### SUPPLIED RECORDS
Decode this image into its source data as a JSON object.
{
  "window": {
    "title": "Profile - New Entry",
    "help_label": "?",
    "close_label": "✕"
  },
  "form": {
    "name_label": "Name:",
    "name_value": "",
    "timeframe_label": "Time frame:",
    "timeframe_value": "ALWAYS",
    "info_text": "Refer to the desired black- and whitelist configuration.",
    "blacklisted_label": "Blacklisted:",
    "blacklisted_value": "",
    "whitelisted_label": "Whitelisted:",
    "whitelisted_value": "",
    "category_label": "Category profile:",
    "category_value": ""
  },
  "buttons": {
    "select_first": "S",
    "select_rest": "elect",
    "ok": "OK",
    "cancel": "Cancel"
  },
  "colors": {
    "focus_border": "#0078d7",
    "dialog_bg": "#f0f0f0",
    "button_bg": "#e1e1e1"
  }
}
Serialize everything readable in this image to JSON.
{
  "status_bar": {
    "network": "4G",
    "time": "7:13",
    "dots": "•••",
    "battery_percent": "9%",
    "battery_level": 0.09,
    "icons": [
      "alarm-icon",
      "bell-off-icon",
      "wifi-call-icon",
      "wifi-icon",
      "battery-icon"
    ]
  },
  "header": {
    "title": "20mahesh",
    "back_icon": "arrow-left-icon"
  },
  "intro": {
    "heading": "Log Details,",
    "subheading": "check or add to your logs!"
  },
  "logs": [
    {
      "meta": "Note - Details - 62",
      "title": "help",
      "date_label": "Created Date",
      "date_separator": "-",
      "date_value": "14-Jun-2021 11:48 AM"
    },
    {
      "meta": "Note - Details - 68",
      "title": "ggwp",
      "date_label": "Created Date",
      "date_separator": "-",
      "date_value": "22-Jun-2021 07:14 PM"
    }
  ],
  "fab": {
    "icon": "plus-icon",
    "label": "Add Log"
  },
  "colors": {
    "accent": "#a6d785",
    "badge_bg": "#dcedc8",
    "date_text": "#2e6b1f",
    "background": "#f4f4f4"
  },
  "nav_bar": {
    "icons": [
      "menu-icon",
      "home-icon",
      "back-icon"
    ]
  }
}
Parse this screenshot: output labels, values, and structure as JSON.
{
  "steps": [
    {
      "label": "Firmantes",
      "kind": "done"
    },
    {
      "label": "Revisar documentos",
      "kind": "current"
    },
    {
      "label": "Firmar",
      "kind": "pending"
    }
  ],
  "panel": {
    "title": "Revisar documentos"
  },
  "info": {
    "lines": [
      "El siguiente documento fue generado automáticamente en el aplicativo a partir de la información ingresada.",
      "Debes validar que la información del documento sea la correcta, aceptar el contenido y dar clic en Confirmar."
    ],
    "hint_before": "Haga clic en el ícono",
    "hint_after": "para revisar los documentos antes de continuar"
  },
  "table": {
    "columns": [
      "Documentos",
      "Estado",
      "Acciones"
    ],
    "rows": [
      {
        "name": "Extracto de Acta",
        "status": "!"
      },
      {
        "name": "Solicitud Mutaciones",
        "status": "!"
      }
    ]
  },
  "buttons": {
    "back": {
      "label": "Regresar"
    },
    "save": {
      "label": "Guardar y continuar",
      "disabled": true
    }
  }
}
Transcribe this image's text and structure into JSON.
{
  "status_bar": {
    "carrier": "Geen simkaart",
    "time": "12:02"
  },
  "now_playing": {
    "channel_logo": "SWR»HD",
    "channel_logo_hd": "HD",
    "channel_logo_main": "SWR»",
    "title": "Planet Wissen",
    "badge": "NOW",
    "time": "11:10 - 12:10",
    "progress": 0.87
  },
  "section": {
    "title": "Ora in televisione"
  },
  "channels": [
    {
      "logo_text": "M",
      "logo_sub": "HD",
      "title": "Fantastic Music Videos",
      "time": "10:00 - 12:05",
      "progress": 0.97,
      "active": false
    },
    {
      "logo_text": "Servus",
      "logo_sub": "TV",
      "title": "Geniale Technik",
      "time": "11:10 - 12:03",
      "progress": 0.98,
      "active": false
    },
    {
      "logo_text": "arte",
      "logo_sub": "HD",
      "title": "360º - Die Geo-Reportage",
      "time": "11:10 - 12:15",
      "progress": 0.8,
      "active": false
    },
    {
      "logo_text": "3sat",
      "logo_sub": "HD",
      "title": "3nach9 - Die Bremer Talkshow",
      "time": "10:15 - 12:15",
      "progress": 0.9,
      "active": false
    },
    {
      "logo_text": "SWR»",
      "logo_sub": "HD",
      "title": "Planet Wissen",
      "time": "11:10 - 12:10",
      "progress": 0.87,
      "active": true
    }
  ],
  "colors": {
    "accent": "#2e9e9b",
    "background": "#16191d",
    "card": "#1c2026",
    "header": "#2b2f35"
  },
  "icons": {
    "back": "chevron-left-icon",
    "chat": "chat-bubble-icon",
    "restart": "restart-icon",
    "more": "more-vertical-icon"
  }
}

### TASK PROMPT
Reproduce each entry word for word.

### WRITTEN RESPONSE
Decode this image into its source data as a JSON object.
{
  "window": {
    "title": "Profile - New Entry",
    "help_label": "?",
    "close_label": "✕"
  },
  "form": {
    "name_label": "Name:",
    "name_value": "",
    "timeframe_label": "Time frame:",
    "timeframe_value": "ALWAYS",
    "info_text": "Refer to the desired black- and whitelist configuration.",
    "blacklisted_label": "Blacklisted:",
    "blacklisted_value": "",
    "whitelisted_label": "Whitelisted:",
    "whitelisted_value": "",
    "category_label": "Category profile:",
    "category_value": ""
  },
  "buttons": {
    "select_first": "S",
    "select_rest": "elect",
    "ok": "OK",
    "cancel": "Cancel"
  },
  "colors": {
    "focus_border": "#0078d7",
    "dialog_bg": "#f0f0f0",
    "button_bg": "#e1e1e1"
  }
}
Serialize everything readable in this image to JSON.
{
  "status_bar": {
    "network": "4G",
    "time": "7:13",
    "dots": "•••",
    "battery_percent": "9%",
    "battery_level": 0.09,
    "icons": [
      "alarm-icon",
      "bell-off-icon",
      "wifi-call-icon",
      "wifi-icon",
      "battery-icon"
    ]
  },
  "header": {
    "title": "20mahesh",
    "back_icon": "arrow-left-icon"
  },
  "intro": {
    "heading": "Log Details,",
    "subheading": "check or add to your logs!"
  },
  "logs": [
    {
      "meta": "Note - Details - 62",
      "title": "help",
      "date_label": "Created Date",
      "date_separator": "-",
      "date_value": "14-Jun-2021 11:48 AM"
    },
    {
      "meta": "Note - Details - 68",
      "title": "ggwp",
      "date_label": "Created Date",
      "date_separator": "-",
      "date_value": "22-Jun-2021 07:14 PM"
    }
  ],
  "fab": {
    "icon": "plus-icon",
    "label": "Add Log"
  },
  "colors": {
    "accent": "#a6d785",
    "badge_bg": "#dcedc8",
    "date_text": "#2e6b1f",
    "background": "#f4f4f4"
  },
  "nav_bar": {
    "icons": [
      "menu-icon",
      "home-icon",
      "back-icon"
    ]
  }
}
Parse this screenshot: output labels, values, and structure as JSON.
{
  "steps": [
    {
      "label": "Firmantes",
      "kind": "done"
    },
    {
      "label": "Revisar documentos",
      "kind": "current"
    },
    {
      "label": "Firmar",
      "kind": "pending"
    }
  ],
  "panel": {
    "title": "Revisar documentos"
  },
  "info": {
    "lines": [
      "El siguiente documento fue generado automáticamente en el aplicativo a partir de la información ingresada.",
      "Debes validar que la información del documento sea la correcta, aceptar el contenido y dar clic en Confirmar."
    ],
    "hint_before": "Haga clic en el ícono",
    "hint_after": "para revisar los documentos antes de continuar"
  },
  "table": {
    "columns": [
      "Documentos",
      "Estado",
      "Acciones"
    ],
    "rows": [
      {
        "name": "Extracto de Acta",
        "status": "!"
      },
      {
        "name": "Solicitud Mutaciones",
        "status": "!"
      }
    ]
  },
  "buttons": {
    "back": {
      "label": "Regresar"
    },
    "save": {
      "label": "Guardar y continuar",
      "disabled": true
    }
  }
}
Transcribe this image's text and structure into JSON.
{
  "status_bar": {
    "carrier": "Geen simkaart",
    "time": "12:02"
  },
  "now_playing": {
    "channel_logo": "SWR»HD",
    "channel_logo_hd": "HD",
    "channel_logo_main": "SWR»",
    "title": "Planet Wissen",
    "badge": "NOW",
    "time": "11:10 - 12:10",
    "progress": 0.87
  },
  "section": {
    "title": "Ora in televisione"
  },
  "channels": [
    {
      "logo_text": "M",
      "logo_sub": "HD",
      "title": "Fantastic Music Videos",
      "time": "10:00 - 12:05",
      "progress": 0.97,
      "active": false
    },
    {
      "logo_text": "Servus",
      "logo_sub": "TV",
      "title": "Geniale Technik",
      "time": "11:10 - 12:03",
      "progress": 0.98,
      "active": false
    },
    {
      "logo_text": "arte",
      "logo_sub": "HD",
      "title": "360º - Die Geo-Reportage",
      "time": "11:10 - 12:15",
      "progress": 0.8,
      "active": false
    },
    {
      "logo_text": "3sat",
      "logo_sub": "HD",
      "title": "3nach9 - Die Bremer Talkshow",
      "time": "10:15 - 12:15",
      "progress": 0.9,
      "active": false
    },
    {
      "logo_text": "SWR»",
      "logo_sub": "HD",
      "title": "Planet Wissen",
      "time": "11:10 - 12:10",
      "progress": 0.87,
      "active": true
    }
  ],
  "colors": {
    "accent": "#2e9e9b",
    "background": "#16191d",
    "card": "#1c2026",
    "header": "#2b2f35"
  },
  "icons": {
    "back": "chevron-left-icon",
    "chat": "chat-bubble-icon",
    "restart": "restart-icon",
    "more": "more-vertical-icon"
  }
}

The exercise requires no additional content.